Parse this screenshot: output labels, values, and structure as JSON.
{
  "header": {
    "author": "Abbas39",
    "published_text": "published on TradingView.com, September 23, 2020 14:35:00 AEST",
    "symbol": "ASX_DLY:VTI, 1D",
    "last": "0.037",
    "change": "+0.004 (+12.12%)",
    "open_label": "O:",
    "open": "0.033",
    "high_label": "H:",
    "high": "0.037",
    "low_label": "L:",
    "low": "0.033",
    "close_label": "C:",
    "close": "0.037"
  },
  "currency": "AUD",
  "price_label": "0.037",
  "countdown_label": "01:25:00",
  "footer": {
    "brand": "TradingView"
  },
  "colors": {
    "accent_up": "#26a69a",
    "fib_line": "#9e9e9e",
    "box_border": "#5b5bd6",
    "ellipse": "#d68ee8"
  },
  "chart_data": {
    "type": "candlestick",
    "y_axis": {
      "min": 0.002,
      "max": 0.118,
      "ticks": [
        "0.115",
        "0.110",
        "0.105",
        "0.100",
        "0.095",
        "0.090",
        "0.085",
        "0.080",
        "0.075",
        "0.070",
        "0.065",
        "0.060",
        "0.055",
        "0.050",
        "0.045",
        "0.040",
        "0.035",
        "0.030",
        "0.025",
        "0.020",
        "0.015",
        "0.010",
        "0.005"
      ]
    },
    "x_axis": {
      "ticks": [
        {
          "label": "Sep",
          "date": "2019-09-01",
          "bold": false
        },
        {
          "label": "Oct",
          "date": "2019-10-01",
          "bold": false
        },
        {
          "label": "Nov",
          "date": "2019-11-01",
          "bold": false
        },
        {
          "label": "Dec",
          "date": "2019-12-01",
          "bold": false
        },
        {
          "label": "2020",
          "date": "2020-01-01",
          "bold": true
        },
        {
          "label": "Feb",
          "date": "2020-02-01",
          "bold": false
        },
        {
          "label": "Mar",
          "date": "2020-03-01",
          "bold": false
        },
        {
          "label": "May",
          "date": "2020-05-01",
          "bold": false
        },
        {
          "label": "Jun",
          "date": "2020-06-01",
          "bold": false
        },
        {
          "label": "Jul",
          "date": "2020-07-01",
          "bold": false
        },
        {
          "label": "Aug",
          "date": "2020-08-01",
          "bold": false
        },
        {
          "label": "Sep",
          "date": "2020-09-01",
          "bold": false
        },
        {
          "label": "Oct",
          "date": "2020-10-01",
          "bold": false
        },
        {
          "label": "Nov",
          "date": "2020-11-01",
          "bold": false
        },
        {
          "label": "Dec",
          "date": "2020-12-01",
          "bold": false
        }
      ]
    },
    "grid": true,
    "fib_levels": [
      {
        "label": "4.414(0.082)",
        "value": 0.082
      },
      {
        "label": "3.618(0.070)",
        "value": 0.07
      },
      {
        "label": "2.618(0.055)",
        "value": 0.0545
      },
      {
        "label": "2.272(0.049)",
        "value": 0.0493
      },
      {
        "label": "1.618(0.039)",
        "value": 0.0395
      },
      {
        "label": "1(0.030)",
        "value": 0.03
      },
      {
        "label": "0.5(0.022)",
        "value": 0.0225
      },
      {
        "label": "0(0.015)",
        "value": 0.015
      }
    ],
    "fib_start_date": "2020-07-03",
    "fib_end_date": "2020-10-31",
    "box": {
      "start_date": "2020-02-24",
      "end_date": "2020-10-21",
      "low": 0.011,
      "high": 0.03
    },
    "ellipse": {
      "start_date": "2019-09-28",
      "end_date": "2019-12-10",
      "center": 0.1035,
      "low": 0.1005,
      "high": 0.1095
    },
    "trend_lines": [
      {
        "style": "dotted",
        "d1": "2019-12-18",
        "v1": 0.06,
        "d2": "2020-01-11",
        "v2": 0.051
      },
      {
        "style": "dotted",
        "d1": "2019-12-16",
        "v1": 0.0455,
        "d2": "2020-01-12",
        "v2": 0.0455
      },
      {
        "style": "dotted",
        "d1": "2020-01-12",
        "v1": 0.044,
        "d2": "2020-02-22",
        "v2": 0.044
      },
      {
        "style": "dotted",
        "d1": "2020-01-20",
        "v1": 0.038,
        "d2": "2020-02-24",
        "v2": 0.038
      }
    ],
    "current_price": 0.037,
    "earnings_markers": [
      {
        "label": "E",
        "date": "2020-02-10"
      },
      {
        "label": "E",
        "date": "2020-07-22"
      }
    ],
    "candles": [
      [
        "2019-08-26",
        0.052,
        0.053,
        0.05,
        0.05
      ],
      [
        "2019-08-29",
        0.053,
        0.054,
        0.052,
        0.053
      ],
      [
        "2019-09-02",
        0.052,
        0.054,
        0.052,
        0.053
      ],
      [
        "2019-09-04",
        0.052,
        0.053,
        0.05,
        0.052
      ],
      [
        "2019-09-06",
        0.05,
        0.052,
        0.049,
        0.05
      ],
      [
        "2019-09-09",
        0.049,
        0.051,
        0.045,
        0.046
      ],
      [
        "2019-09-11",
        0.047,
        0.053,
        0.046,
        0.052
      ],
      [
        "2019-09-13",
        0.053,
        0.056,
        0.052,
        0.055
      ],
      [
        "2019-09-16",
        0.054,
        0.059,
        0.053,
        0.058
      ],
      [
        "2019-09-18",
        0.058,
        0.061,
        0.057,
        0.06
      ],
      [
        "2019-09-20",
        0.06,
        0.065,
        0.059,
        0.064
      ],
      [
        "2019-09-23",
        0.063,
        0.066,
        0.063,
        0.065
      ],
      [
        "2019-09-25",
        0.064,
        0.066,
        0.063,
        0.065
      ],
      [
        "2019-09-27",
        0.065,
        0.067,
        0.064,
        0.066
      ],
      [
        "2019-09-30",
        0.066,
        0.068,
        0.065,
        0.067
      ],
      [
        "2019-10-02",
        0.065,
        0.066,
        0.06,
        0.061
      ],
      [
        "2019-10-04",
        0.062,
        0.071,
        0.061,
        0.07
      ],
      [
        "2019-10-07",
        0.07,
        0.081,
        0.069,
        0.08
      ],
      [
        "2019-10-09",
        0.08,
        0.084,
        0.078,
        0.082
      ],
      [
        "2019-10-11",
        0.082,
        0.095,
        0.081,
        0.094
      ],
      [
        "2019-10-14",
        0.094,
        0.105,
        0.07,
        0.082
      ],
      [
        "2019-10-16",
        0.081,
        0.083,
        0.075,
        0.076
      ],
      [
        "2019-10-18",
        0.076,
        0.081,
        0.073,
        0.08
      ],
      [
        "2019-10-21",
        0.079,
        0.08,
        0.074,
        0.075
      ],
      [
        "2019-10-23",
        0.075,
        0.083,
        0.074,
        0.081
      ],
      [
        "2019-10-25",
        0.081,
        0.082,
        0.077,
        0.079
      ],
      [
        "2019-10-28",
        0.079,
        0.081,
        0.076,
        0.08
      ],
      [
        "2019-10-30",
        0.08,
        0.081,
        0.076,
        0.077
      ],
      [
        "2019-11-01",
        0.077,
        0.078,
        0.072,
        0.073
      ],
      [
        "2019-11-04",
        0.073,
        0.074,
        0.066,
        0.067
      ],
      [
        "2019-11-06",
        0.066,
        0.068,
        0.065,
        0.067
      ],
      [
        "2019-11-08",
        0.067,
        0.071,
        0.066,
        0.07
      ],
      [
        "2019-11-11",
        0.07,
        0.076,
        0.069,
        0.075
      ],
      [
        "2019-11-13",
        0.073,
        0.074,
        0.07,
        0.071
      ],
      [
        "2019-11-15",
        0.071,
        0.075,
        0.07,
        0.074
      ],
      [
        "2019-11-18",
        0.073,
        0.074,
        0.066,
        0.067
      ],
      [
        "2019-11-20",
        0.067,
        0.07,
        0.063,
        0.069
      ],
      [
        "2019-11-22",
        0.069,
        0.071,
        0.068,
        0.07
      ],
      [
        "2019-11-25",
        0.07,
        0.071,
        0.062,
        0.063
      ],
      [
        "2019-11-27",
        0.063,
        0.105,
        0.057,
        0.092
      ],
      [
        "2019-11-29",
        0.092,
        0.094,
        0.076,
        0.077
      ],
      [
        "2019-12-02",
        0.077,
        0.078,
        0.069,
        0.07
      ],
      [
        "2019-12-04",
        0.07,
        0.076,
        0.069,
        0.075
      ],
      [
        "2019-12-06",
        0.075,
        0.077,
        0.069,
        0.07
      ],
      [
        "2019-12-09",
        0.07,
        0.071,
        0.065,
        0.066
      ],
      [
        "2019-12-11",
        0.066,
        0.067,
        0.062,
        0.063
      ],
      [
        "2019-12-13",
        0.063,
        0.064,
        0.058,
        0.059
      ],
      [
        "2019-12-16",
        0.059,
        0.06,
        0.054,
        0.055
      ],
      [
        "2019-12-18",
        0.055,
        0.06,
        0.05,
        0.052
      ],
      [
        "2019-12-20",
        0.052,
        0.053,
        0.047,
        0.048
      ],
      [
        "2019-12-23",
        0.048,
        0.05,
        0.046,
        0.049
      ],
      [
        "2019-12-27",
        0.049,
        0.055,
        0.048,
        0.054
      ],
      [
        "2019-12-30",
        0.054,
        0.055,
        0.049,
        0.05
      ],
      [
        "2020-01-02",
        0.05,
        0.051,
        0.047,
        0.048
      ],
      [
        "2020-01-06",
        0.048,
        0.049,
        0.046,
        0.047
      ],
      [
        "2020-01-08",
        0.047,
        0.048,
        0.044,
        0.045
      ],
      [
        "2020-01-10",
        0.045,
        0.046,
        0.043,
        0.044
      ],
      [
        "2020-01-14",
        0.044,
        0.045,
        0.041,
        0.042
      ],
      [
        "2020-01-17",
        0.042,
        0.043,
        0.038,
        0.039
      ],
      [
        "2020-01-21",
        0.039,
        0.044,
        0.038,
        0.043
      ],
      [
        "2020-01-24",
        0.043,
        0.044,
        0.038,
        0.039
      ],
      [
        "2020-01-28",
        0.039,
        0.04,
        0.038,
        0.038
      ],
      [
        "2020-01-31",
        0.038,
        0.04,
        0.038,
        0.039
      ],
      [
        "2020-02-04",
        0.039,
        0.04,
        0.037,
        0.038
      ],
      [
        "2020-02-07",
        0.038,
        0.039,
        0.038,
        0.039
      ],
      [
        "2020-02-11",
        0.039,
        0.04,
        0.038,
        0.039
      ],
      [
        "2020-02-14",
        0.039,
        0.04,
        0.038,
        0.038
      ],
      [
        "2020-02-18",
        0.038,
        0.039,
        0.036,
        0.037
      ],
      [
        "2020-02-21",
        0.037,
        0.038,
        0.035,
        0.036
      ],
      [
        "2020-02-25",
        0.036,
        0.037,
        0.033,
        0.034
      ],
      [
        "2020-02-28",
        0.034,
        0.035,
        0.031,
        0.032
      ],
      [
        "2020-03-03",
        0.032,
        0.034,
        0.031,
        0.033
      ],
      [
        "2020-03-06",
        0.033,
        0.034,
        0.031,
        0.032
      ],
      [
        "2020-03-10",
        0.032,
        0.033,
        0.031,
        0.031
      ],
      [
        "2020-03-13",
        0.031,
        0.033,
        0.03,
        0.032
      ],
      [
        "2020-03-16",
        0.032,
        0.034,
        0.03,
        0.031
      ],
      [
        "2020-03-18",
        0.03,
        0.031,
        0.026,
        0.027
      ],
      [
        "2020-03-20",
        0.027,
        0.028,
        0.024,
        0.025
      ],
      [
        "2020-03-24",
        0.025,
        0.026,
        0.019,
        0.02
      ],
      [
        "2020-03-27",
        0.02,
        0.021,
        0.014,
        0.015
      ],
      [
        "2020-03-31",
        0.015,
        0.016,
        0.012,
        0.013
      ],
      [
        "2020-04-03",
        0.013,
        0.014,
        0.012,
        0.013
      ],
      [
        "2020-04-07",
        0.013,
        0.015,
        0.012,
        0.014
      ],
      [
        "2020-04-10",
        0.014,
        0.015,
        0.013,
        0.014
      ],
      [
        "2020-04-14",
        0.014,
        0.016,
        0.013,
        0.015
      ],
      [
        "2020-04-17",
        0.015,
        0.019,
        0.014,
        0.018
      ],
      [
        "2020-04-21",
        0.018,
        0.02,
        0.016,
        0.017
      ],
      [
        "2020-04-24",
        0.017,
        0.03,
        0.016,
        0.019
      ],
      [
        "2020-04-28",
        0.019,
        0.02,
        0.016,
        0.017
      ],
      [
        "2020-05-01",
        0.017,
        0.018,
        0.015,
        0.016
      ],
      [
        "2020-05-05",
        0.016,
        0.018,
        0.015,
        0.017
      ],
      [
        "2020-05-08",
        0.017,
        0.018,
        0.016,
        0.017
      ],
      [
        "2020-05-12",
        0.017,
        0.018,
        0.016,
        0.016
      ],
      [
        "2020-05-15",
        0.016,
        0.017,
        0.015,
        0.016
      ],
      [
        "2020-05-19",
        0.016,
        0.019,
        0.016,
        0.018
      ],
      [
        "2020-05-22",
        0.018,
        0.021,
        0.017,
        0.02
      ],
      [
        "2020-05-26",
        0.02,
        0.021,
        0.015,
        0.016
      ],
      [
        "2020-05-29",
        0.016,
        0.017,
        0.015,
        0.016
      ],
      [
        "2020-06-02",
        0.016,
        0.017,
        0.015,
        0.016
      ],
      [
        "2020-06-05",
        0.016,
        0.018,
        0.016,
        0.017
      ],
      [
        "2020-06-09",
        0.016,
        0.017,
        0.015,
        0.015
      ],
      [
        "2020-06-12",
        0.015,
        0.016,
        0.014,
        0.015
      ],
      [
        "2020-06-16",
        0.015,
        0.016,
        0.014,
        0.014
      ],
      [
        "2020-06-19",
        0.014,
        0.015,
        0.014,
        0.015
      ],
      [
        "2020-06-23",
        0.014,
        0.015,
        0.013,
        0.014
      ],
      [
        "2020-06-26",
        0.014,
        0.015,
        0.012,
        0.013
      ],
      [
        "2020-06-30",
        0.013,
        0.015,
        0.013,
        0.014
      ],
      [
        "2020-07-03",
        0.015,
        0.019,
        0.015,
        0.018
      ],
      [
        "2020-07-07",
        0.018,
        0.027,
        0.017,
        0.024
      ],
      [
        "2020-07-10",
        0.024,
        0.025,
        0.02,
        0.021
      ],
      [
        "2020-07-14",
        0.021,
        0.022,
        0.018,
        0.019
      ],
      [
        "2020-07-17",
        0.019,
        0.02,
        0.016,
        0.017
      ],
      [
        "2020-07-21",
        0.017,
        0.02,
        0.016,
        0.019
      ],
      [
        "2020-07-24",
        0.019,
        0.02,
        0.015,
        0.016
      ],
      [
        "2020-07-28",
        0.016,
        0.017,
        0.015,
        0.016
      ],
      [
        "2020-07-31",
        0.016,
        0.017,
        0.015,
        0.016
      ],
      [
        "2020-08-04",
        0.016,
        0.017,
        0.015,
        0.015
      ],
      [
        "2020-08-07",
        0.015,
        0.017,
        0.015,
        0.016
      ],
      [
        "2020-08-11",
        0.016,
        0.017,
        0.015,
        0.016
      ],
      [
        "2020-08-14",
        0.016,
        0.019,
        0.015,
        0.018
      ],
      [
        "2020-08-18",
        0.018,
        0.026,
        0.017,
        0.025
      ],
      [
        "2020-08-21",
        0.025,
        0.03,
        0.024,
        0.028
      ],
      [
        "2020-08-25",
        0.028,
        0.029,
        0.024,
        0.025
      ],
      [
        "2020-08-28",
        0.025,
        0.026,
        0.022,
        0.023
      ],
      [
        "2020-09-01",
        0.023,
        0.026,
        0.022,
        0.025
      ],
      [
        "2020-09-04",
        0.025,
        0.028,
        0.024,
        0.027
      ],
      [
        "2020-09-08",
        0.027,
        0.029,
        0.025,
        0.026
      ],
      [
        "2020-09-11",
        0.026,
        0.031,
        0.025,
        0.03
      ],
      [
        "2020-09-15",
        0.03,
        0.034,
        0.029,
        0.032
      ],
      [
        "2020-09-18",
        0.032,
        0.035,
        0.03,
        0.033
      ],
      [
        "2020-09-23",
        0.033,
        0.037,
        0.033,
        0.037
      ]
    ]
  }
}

## WRITTEN EXERCISE
Look through the entries above. Extract each line with the word "TradingView".

## OUTPUT
    "published_text": "published on TradingView.com, September 23, 2020 14:35:00 AEST",
    "brand": "TradingView"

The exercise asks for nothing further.